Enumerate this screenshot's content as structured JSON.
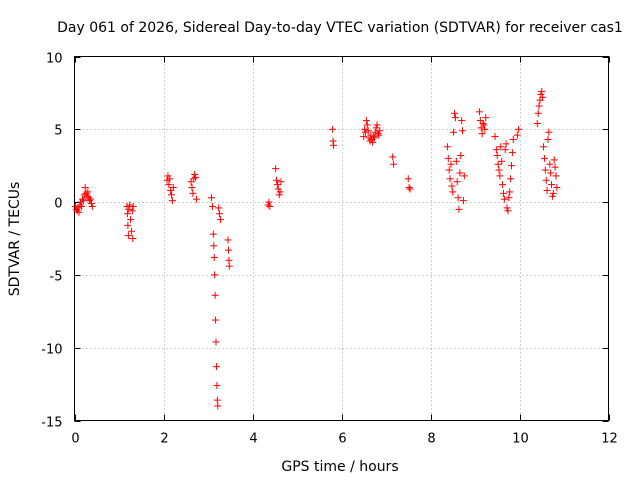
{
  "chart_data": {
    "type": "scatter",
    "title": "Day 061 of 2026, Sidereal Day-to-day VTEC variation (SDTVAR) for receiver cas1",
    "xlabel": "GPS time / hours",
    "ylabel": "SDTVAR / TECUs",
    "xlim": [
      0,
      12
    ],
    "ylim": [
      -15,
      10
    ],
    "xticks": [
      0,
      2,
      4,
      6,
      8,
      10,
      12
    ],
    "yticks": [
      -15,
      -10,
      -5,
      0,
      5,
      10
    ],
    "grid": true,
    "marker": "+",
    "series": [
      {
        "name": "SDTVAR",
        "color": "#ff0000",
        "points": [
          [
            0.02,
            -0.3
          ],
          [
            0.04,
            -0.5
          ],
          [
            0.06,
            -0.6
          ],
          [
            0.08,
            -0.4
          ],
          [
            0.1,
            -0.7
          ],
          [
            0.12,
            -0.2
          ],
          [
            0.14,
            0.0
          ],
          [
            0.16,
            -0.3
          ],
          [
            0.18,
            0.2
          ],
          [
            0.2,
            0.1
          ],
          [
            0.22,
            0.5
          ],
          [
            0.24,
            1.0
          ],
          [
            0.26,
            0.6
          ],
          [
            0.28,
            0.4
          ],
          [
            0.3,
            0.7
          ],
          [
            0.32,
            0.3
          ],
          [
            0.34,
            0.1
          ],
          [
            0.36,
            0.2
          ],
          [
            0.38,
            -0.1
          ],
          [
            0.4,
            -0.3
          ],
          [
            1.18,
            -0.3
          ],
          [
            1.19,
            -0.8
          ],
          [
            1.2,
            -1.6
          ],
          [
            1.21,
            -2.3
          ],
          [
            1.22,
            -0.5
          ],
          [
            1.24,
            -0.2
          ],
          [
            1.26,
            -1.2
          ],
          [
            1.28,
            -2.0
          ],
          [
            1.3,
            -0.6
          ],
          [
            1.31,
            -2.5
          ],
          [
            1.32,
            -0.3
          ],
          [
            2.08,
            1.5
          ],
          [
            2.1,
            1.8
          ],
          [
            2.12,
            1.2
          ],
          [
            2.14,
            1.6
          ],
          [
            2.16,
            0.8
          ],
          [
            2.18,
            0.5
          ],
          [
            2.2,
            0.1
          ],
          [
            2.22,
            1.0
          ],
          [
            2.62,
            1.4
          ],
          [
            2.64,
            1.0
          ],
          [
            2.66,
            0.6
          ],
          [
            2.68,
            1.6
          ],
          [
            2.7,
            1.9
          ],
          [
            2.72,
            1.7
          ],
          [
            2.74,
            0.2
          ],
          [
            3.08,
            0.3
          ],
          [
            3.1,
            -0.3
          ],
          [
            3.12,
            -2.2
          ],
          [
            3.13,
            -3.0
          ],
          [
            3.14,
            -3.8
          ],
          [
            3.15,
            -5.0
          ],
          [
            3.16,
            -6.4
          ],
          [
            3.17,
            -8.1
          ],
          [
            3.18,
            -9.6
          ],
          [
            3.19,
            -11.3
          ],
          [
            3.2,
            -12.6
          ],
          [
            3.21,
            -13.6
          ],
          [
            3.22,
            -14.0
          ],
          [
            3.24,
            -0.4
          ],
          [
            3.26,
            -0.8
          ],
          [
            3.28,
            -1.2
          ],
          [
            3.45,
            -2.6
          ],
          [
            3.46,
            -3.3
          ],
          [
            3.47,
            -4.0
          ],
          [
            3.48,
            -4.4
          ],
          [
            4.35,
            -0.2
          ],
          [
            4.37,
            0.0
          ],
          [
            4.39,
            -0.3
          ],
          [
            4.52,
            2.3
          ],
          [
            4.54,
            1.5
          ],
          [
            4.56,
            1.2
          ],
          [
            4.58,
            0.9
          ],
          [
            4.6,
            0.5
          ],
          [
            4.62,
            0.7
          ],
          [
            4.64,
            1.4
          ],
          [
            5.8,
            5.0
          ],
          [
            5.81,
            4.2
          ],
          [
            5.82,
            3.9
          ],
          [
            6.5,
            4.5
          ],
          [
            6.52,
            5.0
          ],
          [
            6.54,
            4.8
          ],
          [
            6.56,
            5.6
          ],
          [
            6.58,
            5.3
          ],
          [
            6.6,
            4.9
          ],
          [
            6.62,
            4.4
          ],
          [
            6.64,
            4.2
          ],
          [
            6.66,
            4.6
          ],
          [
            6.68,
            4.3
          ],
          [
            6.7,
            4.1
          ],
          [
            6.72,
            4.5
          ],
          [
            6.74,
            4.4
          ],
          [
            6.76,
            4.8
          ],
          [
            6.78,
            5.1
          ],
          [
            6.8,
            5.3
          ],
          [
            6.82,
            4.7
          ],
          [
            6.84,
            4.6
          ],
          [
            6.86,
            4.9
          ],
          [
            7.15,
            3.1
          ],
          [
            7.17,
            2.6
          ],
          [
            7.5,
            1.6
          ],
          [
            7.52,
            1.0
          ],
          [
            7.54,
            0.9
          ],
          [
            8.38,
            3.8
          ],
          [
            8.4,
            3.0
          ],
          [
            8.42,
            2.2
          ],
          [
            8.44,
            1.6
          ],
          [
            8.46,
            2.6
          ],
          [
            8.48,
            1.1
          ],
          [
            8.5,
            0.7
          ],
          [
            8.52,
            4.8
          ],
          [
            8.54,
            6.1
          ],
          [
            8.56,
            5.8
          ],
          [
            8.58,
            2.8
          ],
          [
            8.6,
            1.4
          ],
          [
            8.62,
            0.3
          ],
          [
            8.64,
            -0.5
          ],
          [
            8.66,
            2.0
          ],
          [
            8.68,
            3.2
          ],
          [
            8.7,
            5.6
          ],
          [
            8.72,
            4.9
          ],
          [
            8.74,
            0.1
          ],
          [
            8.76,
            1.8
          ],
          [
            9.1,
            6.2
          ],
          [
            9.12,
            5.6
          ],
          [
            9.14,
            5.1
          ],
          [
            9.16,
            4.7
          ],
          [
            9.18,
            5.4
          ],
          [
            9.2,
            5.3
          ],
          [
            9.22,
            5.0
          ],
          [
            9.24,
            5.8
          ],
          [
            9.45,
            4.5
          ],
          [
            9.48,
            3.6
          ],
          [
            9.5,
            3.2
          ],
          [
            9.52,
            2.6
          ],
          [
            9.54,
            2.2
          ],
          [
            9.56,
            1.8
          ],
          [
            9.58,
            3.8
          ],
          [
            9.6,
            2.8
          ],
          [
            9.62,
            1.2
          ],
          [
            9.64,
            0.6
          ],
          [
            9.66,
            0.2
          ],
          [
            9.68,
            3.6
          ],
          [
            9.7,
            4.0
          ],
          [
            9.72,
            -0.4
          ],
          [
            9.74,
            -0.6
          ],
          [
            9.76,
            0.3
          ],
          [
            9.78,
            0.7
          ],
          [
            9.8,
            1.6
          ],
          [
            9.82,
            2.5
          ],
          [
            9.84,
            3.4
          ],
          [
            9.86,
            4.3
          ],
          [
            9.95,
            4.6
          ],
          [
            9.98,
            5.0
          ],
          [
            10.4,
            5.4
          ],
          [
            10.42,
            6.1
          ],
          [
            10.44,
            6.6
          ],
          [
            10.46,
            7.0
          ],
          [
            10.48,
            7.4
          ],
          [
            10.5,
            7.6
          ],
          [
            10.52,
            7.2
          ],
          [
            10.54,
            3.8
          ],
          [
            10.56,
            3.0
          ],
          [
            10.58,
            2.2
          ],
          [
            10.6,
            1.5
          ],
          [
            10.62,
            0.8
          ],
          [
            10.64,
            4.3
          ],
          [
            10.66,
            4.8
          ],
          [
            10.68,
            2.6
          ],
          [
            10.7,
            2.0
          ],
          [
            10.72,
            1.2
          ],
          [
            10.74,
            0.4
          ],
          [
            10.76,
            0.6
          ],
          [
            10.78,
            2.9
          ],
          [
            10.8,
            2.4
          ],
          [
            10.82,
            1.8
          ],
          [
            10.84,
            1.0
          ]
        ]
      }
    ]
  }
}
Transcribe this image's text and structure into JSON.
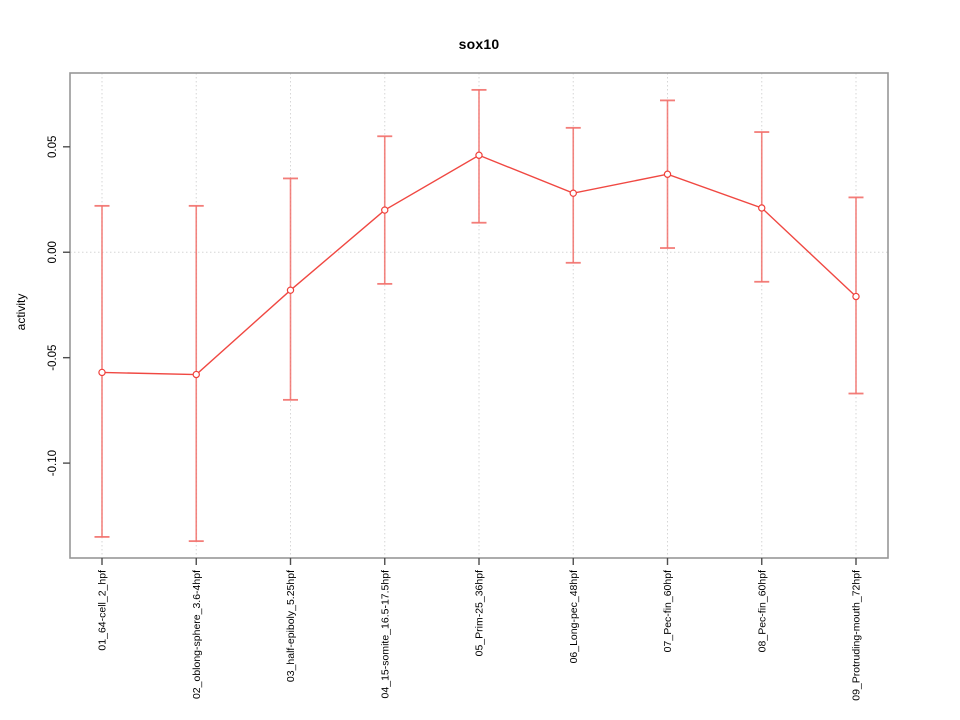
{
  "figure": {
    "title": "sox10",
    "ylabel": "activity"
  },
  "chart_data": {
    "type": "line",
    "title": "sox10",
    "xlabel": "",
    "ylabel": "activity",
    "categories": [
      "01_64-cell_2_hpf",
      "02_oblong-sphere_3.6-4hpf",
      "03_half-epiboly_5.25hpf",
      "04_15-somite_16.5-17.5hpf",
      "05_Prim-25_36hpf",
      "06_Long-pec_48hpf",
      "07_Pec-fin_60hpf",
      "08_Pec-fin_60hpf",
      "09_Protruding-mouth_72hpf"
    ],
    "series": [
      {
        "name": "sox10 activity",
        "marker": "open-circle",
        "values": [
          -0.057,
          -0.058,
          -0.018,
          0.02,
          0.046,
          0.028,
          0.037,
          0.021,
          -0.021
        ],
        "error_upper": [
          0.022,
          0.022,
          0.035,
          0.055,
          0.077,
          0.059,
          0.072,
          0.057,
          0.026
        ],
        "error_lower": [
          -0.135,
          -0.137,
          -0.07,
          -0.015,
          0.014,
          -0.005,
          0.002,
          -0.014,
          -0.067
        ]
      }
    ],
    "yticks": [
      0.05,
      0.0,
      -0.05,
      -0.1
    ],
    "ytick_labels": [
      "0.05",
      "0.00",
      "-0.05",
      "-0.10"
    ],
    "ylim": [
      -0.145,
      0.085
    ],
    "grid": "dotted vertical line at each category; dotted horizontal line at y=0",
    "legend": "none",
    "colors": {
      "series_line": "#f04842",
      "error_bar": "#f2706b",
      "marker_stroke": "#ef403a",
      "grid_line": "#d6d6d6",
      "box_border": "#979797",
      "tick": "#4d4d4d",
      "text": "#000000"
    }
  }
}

The request: Using the listing above, show each line holding the string "this".

Written answer:
Enumerate this screenshot's content as structured JSON.
Transcribe this image's text and structure into JSON.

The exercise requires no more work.